◆ Given task ◆
Transcribe the listing verbatim. Do not carry over any pictures.

◆ Material provided ◆
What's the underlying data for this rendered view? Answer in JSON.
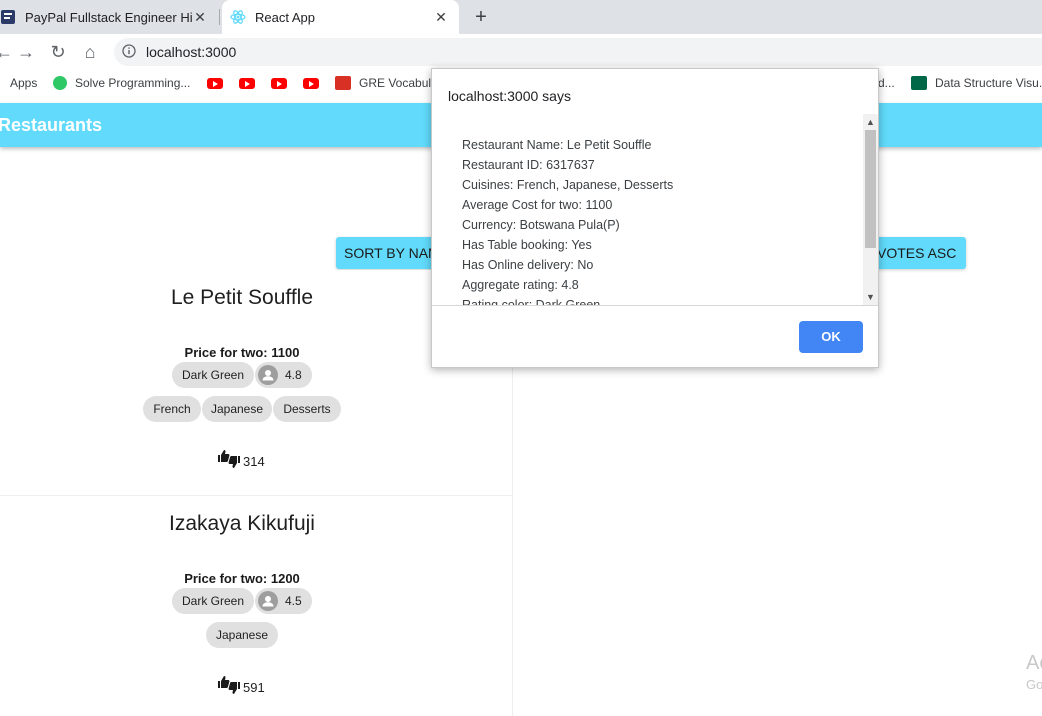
{
  "browser": {
    "tabs": [
      {
        "title": "PayPal Fullstack Engineer Hiring C",
        "active": false
      },
      {
        "title": "React App",
        "active": true
      }
    ],
    "new_tab": "+",
    "url": "localhost:3000",
    "bookmarks": [
      {
        "label": "Apps",
        "icon": "apps-grid-icon"
      },
      {
        "label": "Solve Programming...",
        "icon": "hackerrank-icon"
      },
      {
        "label": "",
        "icon": "youtube-icon"
      },
      {
        "label": "",
        "icon": "youtube-icon"
      },
      {
        "label": "",
        "icon": "youtube-icon"
      },
      {
        "label": "",
        "icon": "youtube-icon"
      },
      {
        "label": "GRE Vocabula",
        "icon": "gre-icon"
      },
      {
        "label": "d...",
        "icon": ""
      },
      {
        "label": "Data Structure Visu...",
        "icon": "usf-icon"
      }
    ]
  },
  "app": {
    "title": "Restaurants",
    "accent": "#61dafb",
    "sort_buttons": [
      "SORT BY NAM",
      "VOTES ASC"
    ]
  },
  "restaurants": [
    {
      "name": "Le Petit Souffle",
      "price": "Price for two: 1100",
      "rating_color": "Dark Green",
      "rating": "4.8",
      "cuisines": [
        "French",
        "Japanese",
        "Desserts"
      ],
      "votes": "314"
    },
    {
      "name": "Izakaya Kikufuji",
      "price": "Price for two: 1200",
      "rating_color": "Dark Green",
      "rating": "4.5",
      "cuisines": [
        "Japanese"
      ],
      "votes": "591"
    }
  ],
  "dialog": {
    "heading": "localhost:3000 says",
    "lines": [
      "Restaurant Name: Le Petit Souffle",
      "Restaurant ID: 6317637",
      "Cuisines: French, Japanese, Desserts",
      "Average Cost for two: 1100",
      "Currency: Botswana Pula(P)",
      "Has Table booking: Yes",
      "Has Online delivery: No",
      "Aggregate rating: 4.8",
      "Rating color: Dark Green"
    ],
    "ok_label": "OK",
    "ok_color": "#4285f4"
  },
  "watermark": {
    "line1": "Ac",
    "line2": "Go"
  }
}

◆ Exercise solution ◆
What's the underlying data for this rendered view? Answer in JSON.
{
  "browser": {
    "tabs": [
      {
        "title": "PayPal Fullstack Engineer Hiring C",
        "active": false
      },
      {
        "title": "React App",
        "active": true
      }
    ],
    "new_tab": "+",
    "url": "localhost:3000",
    "bookmarks": [
      {
        "label": "Apps",
        "icon": "apps-grid-icon"
      },
      {
        "label": "Solve Programming...",
        "icon": "hackerrank-icon"
      },
      {
        "label": "",
        "icon": "youtube-icon"
      },
      {
        "label": "",
        "icon": "youtube-icon"
      },
      {
        "label": "",
        "icon": "youtube-icon"
      },
      {
        "label": "",
        "icon": "youtube-icon"
      },
      {
        "label": "GRE Vocabula",
        "icon": "gre-icon"
      },
      {
        "label": "d...",
        "icon": ""
      },
      {
        "label": "Data Structure Visu...",
        "icon": "usf-icon"
      }
    ]
  },
  "app": {
    "title": "Restaurants",
    "accent": "#61dafb",
    "sort_buttons": [
      "SORT BY NAM",
      "VOTES ASC"
    ]
  },
  "restaurants": [
    {
      "name": "Le Petit Souffle",
      "price": "Price for two: 1100",
      "rating_color": "Dark Green",
      "rating": "4.8",
      "cuisines": [
        "French",
        "Japanese",
        "Desserts"
      ],
      "votes": "314"
    },
    {
      "name": "Izakaya Kikufuji",
      "price": "Price for two: 1200",
      "rating_color": "Dark Green",
      "rating": "4.5",
      "cuisines": [
        "Japanese"
      ],
      "votes": "591"
    }
  ],
  "dialog": {
    "heading": "localhost:3000 says",
    "lines": [
      "Restaurant Name: Le Petit Souffle",
      "Restaurant ID: 6317637",
      "Cuisines: French, Japanese, Desserts",
      "Average Cost for two: 1100",
      "Currency: Botswana Pula(P)",
      "Has Table booking: Yes",
      "Has Online delivery: No",
      "Aggregate rating: 4.8",
      "Rating color: Dark Green"
    ],
    "ok_label": "OK",
    "ok_color": "#4285f4"
  },
  "watermark": {
    "line1": "Ac",
    "line2": "Go"
  }
}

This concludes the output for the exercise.